> **Request**
Images do not belong in the copy. Retype all the entries below exactly.

Chart and figure data:
┄┄┄┄┄┄┄┄┄┄┄┄┄┄┄┄┄┄┄┄
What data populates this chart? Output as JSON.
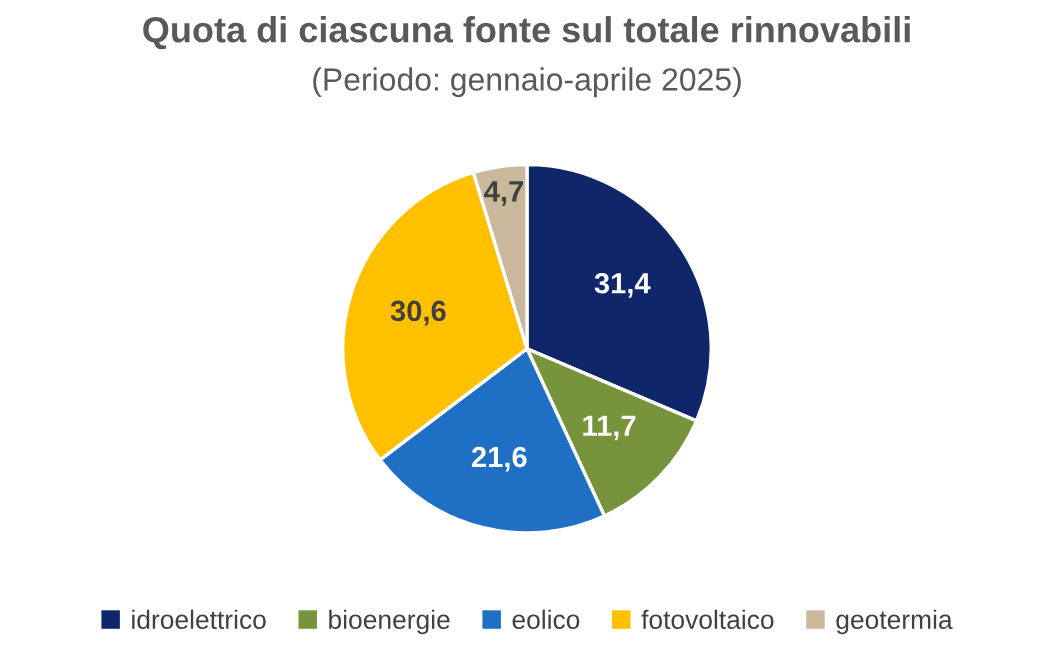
{
  "chart_data": {
    "type": "pie",
    "title": "Quota di ciascuna fonte sul totale rinnovabili",
    "subtitle": "(Periodo: gennaio-aprile 2025)",
    "categories": [
      "idroelettrico",
      "bioenergie",
      "eolico",
      "fotovoltaico",
      "geotermia"
    ],
    "values": [
      31.4,
      11.7,
      21.6,
      30.6,
      4.7
    ],
    "value_labels": [
      "31,4",
      "11,7",
      "21,6",
      "30,6",
      "4,7"
    ],
    "colors": [
      "#0f2769",
      "#77933c",
      "#1f6fc5",
      "#ffc000",
      "#c9b99a"
    ],
    "legend": "bottom"
  }
}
┄┄┄┄┄┄┄┄┄┄┄┄┄┄┄┄┄┄┄┄
> **Result for this exercise**
What data populates this chart? Output as JSON.
{
  "chart_data": {
    "type": "pie",
    "title": "Quota di ciascuna fonte sul totale rinnovabili",
    "subtitle": "(Periodo: gennaio-aprile 2025)",
    "categories": [
      "idroelettrico",
      "bioenergie",
      "eolico",
      "fotovoltaico",
      "geotermia"
    ],
    "values": [
      31.4,
      11.7,
      21.6,
      30.6,
      4.7
    ],
    "value_labels": [
      "31,4",
      "11,7",
      "21,6",
      "30,6",
      "4,7"
    ],
    "colors": [
      "#0f2769",
      "#77933c",
      "#1f6fc5",
      "#ffc000",
      "#c9b99a"
    ],
    "legend": "bottom"
  }
}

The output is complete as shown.